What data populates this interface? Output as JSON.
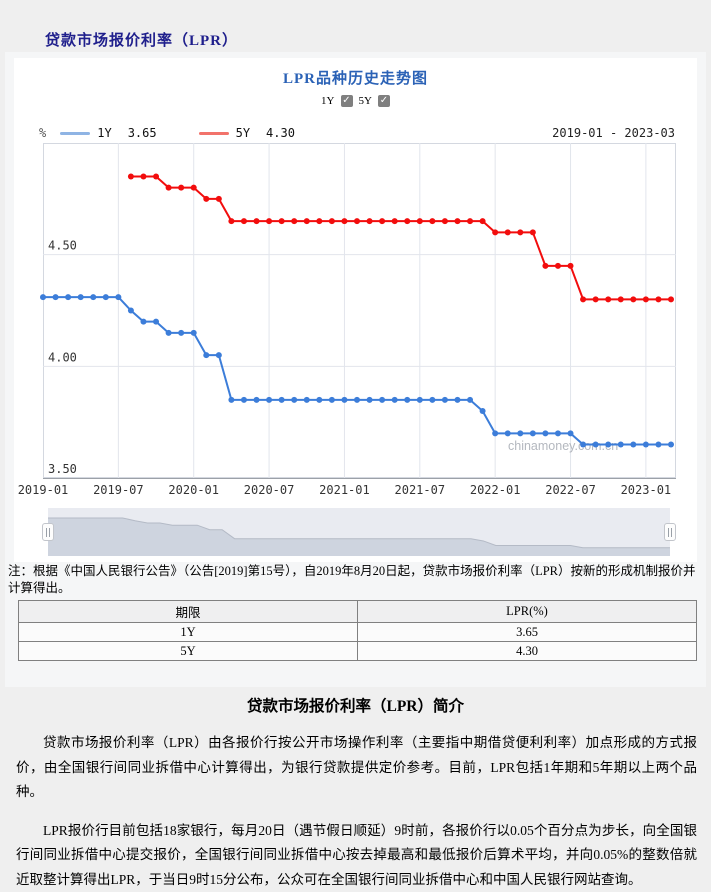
{
  "page": {
    "title": "贷款市场报价利率（LPR）"
  },
  "chart": {
    "title": "LPR品种历史走势图",
    "controls": [
      {
        "label": "1Y",
        "checked": true,
        "check_glyph": "✓"
      },
      {
        "label": "5Y",
        "checked": true,
        "check_glyph": "✓"
      }
    ],
    "unit_label": "%",
    "date_range": "2019-01 - 2023-03",
    "legend": [
      {
        "name": "1Y",
        "value": "3.65",
        "swatch_color": "#8FB4E4"
      },
      {
        "name": "5Y",
        "value": "4.30",
        "swatch_color": "#F2736B"
      }
    ],
    "watermark": "chinamoney.com.cn"
  },
  "chart_data": {
    "type": "line",
    "title": "LPR品种历史走势图",
    "x_unit": "month",
    "x_start": "2019-01",
    "x_end": "2023-03",
    "x_tick_labels": [
      "2019-01",
      "2019-07",
      "2020-01",
      "2020-07",
      "2021-01",
      "2021-07",
      "2022-01",
      "2022-07",
      "2023-01"
    ],
    "x_tick_month_index": [
      0,
      6,
      12,
      18,
      24,
      30,
      36,
      42,
      48
    ],
    "total_months": 51,
    "ylim": [
      3.5,
      5.0
    ],
    "y_tick_values": [
      3.5,
      4.0,
      4.5
    ],
    "y_tick_labels": [
      "3.50",
      "4.00",
      "4.50"
    ],
    "grid": true,
    "legend_position": "top-left",
    "series": [
      {
        "name": "1Y",
        "color": "#3C7DD9",
        "start_month_index": 0,
        "values": [
          4.31,
          4.31,
          4.31,
          4.31,
          4.31,
          4.31,
          4.31,
          4.25,
          4.2,
          4.2,
          4.15,
          4.15,
          4.15,
          4.05,
          4.05,
          3.85,
          3.85,
          3.85,
          3.85,
          3.85,
          3.85,
          3.85,
          3.85,
          3.85,
          3.85,
          3.85,
          3.85,
          3.85,
          3.85,
          3.85,
          3.85,
          3.85,
          3.85,
          3.85,
          3.85,
          3.8,
          3.7,
          3.7,
          3.7,
          3.7,
          3.7,
          3.7,
          3.7,
          3.65,
          3.65,
          3.65,
          3.65,
          3.65,
          3.65,
          3.65,
          3.65
        ]
      },
      {
        "name": "5Y",
        "color": "#F20D0D",
        "start_month_index": 7,
        "values": [
          4.85,
          4.85,
          4.85,
          4.8,
          4.8,
          4.8,
          4.75,
          4.75,
          4.65,
          4.65,
          4.65,
          4.65,
          4.65,
          4.65,
          4.65,
          4.65,
          4.65,
          4.65,
          4.65,
          4.65,
          4.65,
          4.65,
          4.65,
          4.65,
          4.65,
          4.65,
          4.65,
          4.65,
          4.65,
          4.6,
          4.6,
          4.6,
          4.6,
          4.45,
          4.45,
          4.45,
          4.3,
          4.3,
          4.3,
          4.3,
          4.3,
          4.3,
          4.3,
          4.3
        ]
      }
    ]
  },
  "note": "注：根据《中国人民银行公告》（公告[2019]第15号），自2019年8月20日起，贷款市场报价利率（LPR）按新的形成机制报价并计算得出。",
  "table": {
    "headers": [
      "期限",
      "LPR(%)"
    ],
    "rows": [
      [
        "1Y",
        "3.65"
      ],
      [
        "5Y",
        "4.30"
      ]
    ]
  },
  "intro": {
    "title": "贷款市场报价利率（LPR）简介",
    "paragraphs": [
      "贷款市场报价利率（LPR）由各报价行按公开市场操作利率（主要指中期借贷便利利率）加点形成的方式报价，由全国银行间同业拆借中心计算得出，为银行贷款提供定价参考。目前，LPR包括1年期和5年期以上两个品种。",
      "LPR报价行目前包括18家银行，每月20日（遇节假日顺延）9时前，各报价行以0.05个百分点为步长，向全国银行间同业拆借中心提交报价，全国银行间同业拆借中心按去掉最高和最低报价后算术平均，并向0.05%的整数倍就近取整计算得出LPR，于当日9时15分公布，公众可在全国银行间同业拆借中心和中国人民银行网站查询。"
    ]
  }
}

■ ■ ■

Write out the whole listing again, exactly, with no pictures.

• [SOLVED PROBLEM]
What data populates this interface? Output as JSON.
{
  "page": {
    "title": "贷款市场报价利率（LPR）"
  },
  "chart": {
    "title": "LPR品种历史走势图",
    "controls": [
      {
        "label": "1Y",
        "checked": true,
        "check_glyph": "✓"
      },
      {
        "label": "5Y",
        "checked": true,
        "check_glyph": "✓"
      }
    ],
    "unit_label": "%",
    "date_range": "2019-01 - 2023-03",
    "legend": [
      {
        "name": "1Y",
        "value": "3.65",
        "swatch_color": "#8FB4E4"
      },
      {
        "name": "5Y",
        "value": "4.30",
        "swatch_color": "#F2736B"
      }
    ],
    "watermark": "chinamoney.com.cn"
  },
  "chart_data": {
    "type": "line",
    "title": "LPR品种历史走势图",
    "x_unit": "month",
    "x_start": "2019-01",
    "x_end": "2023-03",
    "x_tick_labels": [
      "2019-01",
      "2019-07",
      "2020-01",
      "2020-07",
      "2021-01",
      "2021-07",
      "2022-01",
      "2022-07",
      "2023-01"
    ],
    "x_tick_month_index": [
      0,
      6,
      12,
      18,
      24,
      30,
      36,
      42,
      48
    ],
    "total_months": 51,
    "ylim": [
      3.5,
      5.0
    ],
    "y_tick_values": [
      3.5,
      4.0,
      4.5
    ],
    "y_tick_labels": [
      "3.50",
      "4.00",
      "4.50"
    ],
    "grid": true,
    "legend_position": "top-left",
    "series": [
      {
        "name": "1Y",
        "color": "#3C7DD9",
        "start_month_index": 0,
        "values": [
          4.31,
          4.31,
          4.31,
          4.31,
          4.31,
          4.31,
          4.31,
          4.25,
          4.2,
          4.2,
          4.15,
          4.15,
          4.15,
          4.05,
          4.05,
          3.85,
          3.85,
          3.85,
          3.85,
          3.85,
          3.85,
          3.85,
          3.85,
          3.85,
          3.85,
          3.85,
          3.85,
          3.85,
          3.85,
          3.85,
          3.85,
          3.85,
          3.85,
          3.85,
          3.85,
          3.8,
          3.7,
          3.7,
          3.7,
          3.7,
          3.7,
          3.7,
          3.7,
          3.65,
          3.65,
          3.65,
          3.65,
          3.65,
          3.65,
          3.65,
          3.65
        ]
      },
      {
        "name": "5Y",
        "color": "#F20D0D",
        "start_month_index": 7,
        "values": [
          4.85,
          4.85,
          4.85,
          4.8,
          4.8,
          4.8,
          4.75,
          4.75,
          4.65,
          4.65,
          4.65,
          4.65,
          4.65,
          4.65,
          4.65,
          4.65,
          4.65,
          4.65,
          4.65,
          4.65,
          4.65,
          4.65,
          4.65,
          4.65,
          4.65,
          4.65,
          4.65,
          4.65,
          4.65,
          4.6,
          4.6,
          4.6,
          4.6,
          4.45,
          4.45,
          4.45,
          4.3,
          4.3,
          4.3,
          4.3,
          4.3,
          4.3,
          4.3,
          4.3
        ]
      }
    ]
  },
  "note": "注：根据《中国人民银行公告》（公告[2019]第15号），自2019年8月20日起，贷款市场报价利率（LPR）按新的形成机制报价并计算得出。",
  "table": {
    "headers": [
      "期限",
      "LPR(%)"
    ],
    "rows": [
      [
        "1Y",
        "3.65"
      ],
      [
        "5Y",
        "4.30"
      ]
    ]
  },
  "intro": {
    "title": "贷款市场报价利率（LPR）简介",
    "paragraphs": [
      "贷款市场报价利率（LPR）由各报价行按公开市场操作利率（主要指中期借贷便利利率）加点形成的方式报价，由全国银行间同业拆借中心计算得出，为银行贷款提供定价参考。目前，LPR包括1年期和5年期以上两个品种。",
      "LPR报价行目前包括18家银行，每月20日（遇节假日顺延）9时前，各报价行以0.05个百分点为步长，向全国银行间同业拆借中心提交报价，全国银行间同业拆借中心按去掉最高和最低报价后算术平均，并向0.05%的整数倍就近取整计算得出LPR，于当日9时15分公布，公众可在全国银行间同业拆借中心和中国人民银行网站查询。"
    ]
  }
}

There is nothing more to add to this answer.